▶ PROBLEM TO SOLVE: Each record that follows should be repeated exactly, minus any images.
━━━━
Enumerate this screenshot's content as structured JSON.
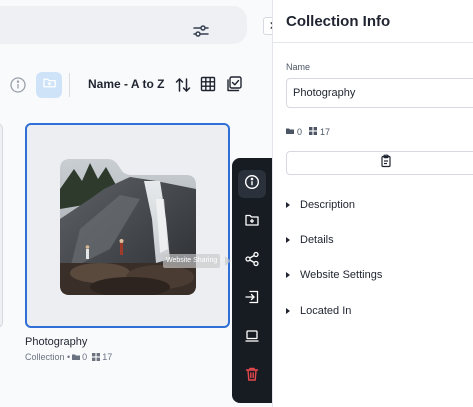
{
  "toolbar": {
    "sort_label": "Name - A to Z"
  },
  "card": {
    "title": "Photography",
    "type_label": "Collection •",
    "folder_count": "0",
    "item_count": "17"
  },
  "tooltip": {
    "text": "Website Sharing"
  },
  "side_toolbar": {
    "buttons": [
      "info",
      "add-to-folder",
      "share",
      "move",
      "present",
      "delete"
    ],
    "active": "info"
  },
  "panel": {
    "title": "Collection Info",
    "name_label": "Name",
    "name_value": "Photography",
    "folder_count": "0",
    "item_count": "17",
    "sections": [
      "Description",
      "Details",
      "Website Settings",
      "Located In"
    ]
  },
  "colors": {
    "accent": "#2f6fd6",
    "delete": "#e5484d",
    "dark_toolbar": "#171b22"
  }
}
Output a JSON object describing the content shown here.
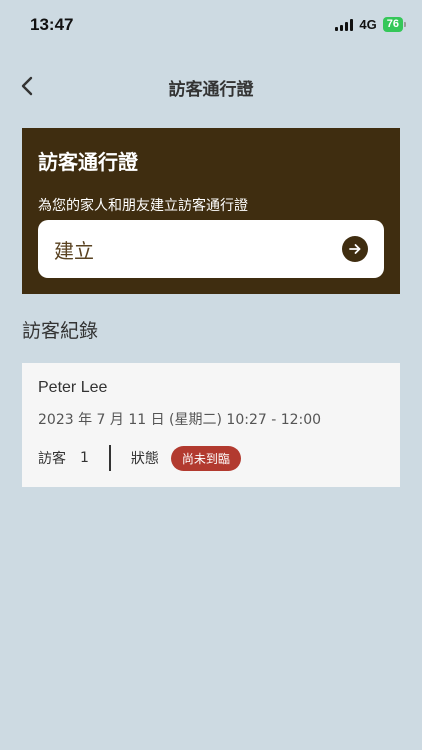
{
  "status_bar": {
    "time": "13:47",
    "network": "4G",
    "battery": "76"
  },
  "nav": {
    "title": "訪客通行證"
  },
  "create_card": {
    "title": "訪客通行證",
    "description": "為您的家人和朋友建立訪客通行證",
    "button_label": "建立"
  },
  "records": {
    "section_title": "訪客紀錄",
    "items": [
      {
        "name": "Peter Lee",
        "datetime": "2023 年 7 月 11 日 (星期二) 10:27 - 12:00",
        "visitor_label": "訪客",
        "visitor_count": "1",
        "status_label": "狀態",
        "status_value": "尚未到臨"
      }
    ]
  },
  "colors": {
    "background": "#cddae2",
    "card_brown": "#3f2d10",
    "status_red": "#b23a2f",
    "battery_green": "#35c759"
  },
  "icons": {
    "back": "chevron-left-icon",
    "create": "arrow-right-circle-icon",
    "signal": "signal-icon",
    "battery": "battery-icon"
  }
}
━━━━
▶ RESULT:
Enumerate this screenshot's content as structured JSON.
{
  "toolbar": {
    "sort_label": "Name - A to Z"
  },
  "card": {
    "title": "Photography",
    "type_label": "Collection •",
    "folder_count": "0",
    "item_count": "17"
  },
  "tooltip": {
    "text": "Website Sharing"
  },
  "side_toolbar": {
    "buttons": [
      "info",
      "add-to-folder",
      "share",
      "move",
      "present",
      "delete"
    ],
    "active": "info"
  },
  "panel": {
    "title": "Collection Info",
    "name_label": "Name",
    "name_value": "Photography",
    "folder_count": "0",
    "item_count": "17",
    "sections": [
      "Description",
      "Details",
      "Website Settings",
      "Located In"
    ]
  },
  "colors": {
    "accent": "#2f6fd6",
    "delete": "#e5484d",
    "dark_toolbar": "#171b22"
  }
}
Output a JSON object describing the content shown here.
{
  "status_bar": {
    "time": "13:47",
    "network": "4G",
    "battery": "76"
  },
  "nav": {
    "title": "訪客通行證"
  },
  "create_card": {
    "title": "訪客通行證",
    "description": "為您的家人和朋友建立訪客通行證",
    "button_label": "建立"
  },
  "records": {
    "section_title": "訪客紀錄",
    "items": [
      {
        "name": "Peter Lee",
        "datetime": "2023 年 7 月 11 日 (星期二) 10:27 - 12:00",
        "visitor_label": "訪客",
        "visitor_count": "1",
        "status_label": "狀態",
        "status_value": "尚未到臨"
      }
    ]
  },
  "colors": {
    "background": "#cddae2",
    "card_brown": "#3f2d10",
    "status_red": "#b23a2f",
    "battery_green": "#35c759"
  },
  "icons": {
    "back": "chevron-left-icon",
    "create": "arrow-right-circle-icon",
    "signal": "signal-icon",
    "battery": "battery-icon"
  }
}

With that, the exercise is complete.